======== Provided entries

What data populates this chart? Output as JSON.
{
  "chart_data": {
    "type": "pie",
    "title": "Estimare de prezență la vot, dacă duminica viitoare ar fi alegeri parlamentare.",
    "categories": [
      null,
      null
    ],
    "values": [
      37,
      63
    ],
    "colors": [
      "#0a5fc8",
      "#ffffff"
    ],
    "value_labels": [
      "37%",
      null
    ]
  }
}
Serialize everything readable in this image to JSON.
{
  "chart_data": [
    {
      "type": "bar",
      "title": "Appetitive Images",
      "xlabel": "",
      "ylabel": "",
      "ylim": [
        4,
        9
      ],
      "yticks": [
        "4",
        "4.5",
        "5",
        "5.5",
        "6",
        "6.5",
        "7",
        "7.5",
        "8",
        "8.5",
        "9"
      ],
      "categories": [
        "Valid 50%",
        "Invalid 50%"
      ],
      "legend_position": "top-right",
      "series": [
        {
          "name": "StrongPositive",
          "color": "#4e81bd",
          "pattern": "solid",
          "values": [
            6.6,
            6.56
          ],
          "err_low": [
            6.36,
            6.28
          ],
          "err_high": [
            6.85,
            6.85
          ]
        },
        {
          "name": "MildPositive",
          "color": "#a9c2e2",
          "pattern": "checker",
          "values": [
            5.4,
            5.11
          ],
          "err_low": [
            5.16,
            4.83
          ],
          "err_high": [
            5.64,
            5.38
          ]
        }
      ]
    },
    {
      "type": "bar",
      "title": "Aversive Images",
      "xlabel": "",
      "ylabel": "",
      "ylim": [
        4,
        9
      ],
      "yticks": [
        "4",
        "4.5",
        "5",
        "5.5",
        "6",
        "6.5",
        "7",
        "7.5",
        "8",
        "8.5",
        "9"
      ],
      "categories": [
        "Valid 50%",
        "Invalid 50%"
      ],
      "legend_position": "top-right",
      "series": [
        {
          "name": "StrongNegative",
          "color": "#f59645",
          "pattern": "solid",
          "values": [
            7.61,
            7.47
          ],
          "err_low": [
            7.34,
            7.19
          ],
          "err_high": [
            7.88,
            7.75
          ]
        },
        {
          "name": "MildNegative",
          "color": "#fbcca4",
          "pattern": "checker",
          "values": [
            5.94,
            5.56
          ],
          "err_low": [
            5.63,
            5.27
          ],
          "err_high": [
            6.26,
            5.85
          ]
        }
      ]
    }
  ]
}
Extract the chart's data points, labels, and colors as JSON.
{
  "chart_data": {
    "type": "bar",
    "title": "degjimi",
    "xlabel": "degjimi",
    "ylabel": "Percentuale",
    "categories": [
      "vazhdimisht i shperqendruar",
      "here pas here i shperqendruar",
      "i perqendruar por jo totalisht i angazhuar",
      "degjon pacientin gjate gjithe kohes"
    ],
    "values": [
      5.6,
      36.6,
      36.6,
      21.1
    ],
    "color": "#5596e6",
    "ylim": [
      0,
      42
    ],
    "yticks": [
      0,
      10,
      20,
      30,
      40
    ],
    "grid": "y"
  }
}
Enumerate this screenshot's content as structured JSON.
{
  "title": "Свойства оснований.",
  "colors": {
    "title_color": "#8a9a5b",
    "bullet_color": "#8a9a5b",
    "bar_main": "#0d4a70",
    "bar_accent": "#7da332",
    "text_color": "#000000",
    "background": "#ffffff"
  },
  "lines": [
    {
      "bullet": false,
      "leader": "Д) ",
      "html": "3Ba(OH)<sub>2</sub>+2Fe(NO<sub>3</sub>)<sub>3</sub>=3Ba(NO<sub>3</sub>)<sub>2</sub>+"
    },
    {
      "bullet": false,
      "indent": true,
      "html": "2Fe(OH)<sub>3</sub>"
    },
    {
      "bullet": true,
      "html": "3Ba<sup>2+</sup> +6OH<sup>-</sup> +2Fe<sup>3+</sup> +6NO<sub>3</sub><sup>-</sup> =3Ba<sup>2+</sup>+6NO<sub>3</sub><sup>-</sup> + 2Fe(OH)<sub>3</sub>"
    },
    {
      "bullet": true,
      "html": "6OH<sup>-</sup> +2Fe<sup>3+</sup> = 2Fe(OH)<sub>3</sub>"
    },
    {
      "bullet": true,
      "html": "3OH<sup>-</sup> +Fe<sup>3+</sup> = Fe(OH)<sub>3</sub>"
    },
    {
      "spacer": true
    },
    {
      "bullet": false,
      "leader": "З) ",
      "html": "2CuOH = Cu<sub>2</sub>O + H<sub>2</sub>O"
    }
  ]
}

================

> [Work to do]:
The entries above must be returned in full, exactly as shown.

> [Output below]:
What data populates this chart? Output as JSON.
{
  "chart_data": {
    "type": "pie",
    "title": "Estimare de prezență la vot, dacă duminica viitoare ar fi alegeri parlamentare.",
    "categories": [
      null,
      null
    ],
    "values": [
      37,
      63
    ],
    "colors": [
      "#0a5fc8",
      "#ffffff"
    ],
    "value_labels": [
      "37%",
      null
    ]
  }
}
Serialize everything readable in this image to JSON.
{
  "chart_data": [
    {
      "type": "bar",
      "title": "Appetitive Images",
      "xlabel": "",
      "ylabel": "",
      "ylim": [
        4,
        9
      ],
      "yticks": [
        "4",
        "4.5",
        "5",
        "5.5",
        "6",
        "6.5",
        "7",
        "7.5",
        "8",
        "8.5",
        "9"
      ],
      "categories": [
        "Valid 50%",
        "Invalid 50%"
      ],
      "legend_position": "top-right",
      "series": [
        {
          "name": "StrongPositive",
          "color": "#4e81bd",
          "pattern": "solid",
          "values": [
            6.6,
            6.56
          ],
          "err_low": [
            6.36,
            6.28
          ],
          "err_high": [
            6.85,
            6.85
          ]
        },
        {
          "name": "MildPositive",
          "color": "#a9c2e2",
          "pattern": "checker",
          "values": [
            5.4,
            5.11
          ],
          "err_low": [
            5.16,
            4.83
          ],
          "err_high": [
            5.64,
            5.38
          ]
        }
      ]
    },
    {
      "type": "bar",
      "title": "Aversive Images",
      "xlabel": "",
      "ylabel": "",
      "ylim": [
        4,
        9
      ],
      "yticks": [
        "4",
        "4.5",
        "5",
        "5.5",
        "6",
        "6.5",
        "7",
        "7.5",
        "8",
        "8.5",
        "9"
      ],
      "categories": [
        "Valid 50%",
        "Invalid 50%"
      ],
      "legend_position": "top-right",
      "series": [
        {
          "name": "StrongNegative",
          "color": "#f59645",
          "pattern": "solid",
          "values": [
            7.61,
            7.47
          ],
          "err_low": [
            7.34,
            7.19
          ],
          "err_high": [
            7.88,
            7.75
          ]
        },
        {
          "name": "MildNegative",
          "color": "#fbcca4",
          "pattern": "checker",
          "values": [
            5.94,
            5.56
          ],
          "err_low": [
            5.63,
            5.27
          ],
          "err_high": [
            6.26,
            5.85
          ]
        }
      ]
    }
  ]
}
Extract the chart's data points, labels, and colors as JSON.
{
  "chart_data": {
    "type": "bar",
    "title": "degjimi",
    "xlabel": "degjimi",
    "ylabel": "Percentuale",
    "categories": [
      "vazhdimisht i shperqendruar",
      "here pas here i shperqendruar",
      "i perqendruar por jo totalisht i angazhuar",
      "degjon pacientin gjate gjithe kohes"
    ],
    "values": [
      5.6,
      36.6,
      36.6,
      21.1
    ],
    "color": "#5596e6",
    "ylim": [
      0,
      42
    ],
    "yticks": [
      0,
      10,
      20,
      30,
      40
    ],
    "grid": "y"
  }
}
Enumerate this screenshot's content as structured JSON.
{
  "title": "Свойства оснований.",
  "colors": {
    "title_color": "#8a9a5b",
    "bullet_color": "#8a9a5b",
    "bar_main": "#0d4a70",
    "bar_accent": "#7da332",
    "text_color": "#000000",
    "background": "#ffffff"
  },
  "lines": [
    {
      "bullet": false,
      "leader": "Д) ",
      "html": "3Ba(OH)<sub>2</sub>+2Fe(NO<sub>3</sub>)<sub>3</sub>=3Ba(NO<sub>3</sub>)<sub>2</sub>+"
    },
    {
      "bullet": false,
      "indent": true,
      "html": "2Fe(OH)<sub>3</sub>"
    },
    {
      "bullet": true,
      "html": "3Ba<sup>2+</sup> +6OH<sup>-</sup> +2Fe<sup>3+</sup> +6NO<sub>3</sub><sup>-</sup> =3Ba<sup>2+</sup>+6NO<sub>3</sub><sup>-</sup> + 2Fe(OH)<sub>3</sub>"
    },
    {
      "bullet": true,
      "html": "6OH<sup>-</sup> +2Fe<sup>3+</sup> = 2Fe(OH)<sub>3</sub>"
    },
    {
      "bullet": true,
      "html": "3OH<sup>-</sup> +Fe<sup>3+</sup> = Fe(OH)<sub>3</sub>"
    },
    {
      "spacer": true
    },
    {
      "bullet": false,
      "leader": "З) ",
      "html": "2CuOH = Cu<sub>2</sub>O + H<sub>2</sub>O"
    }
  ]
}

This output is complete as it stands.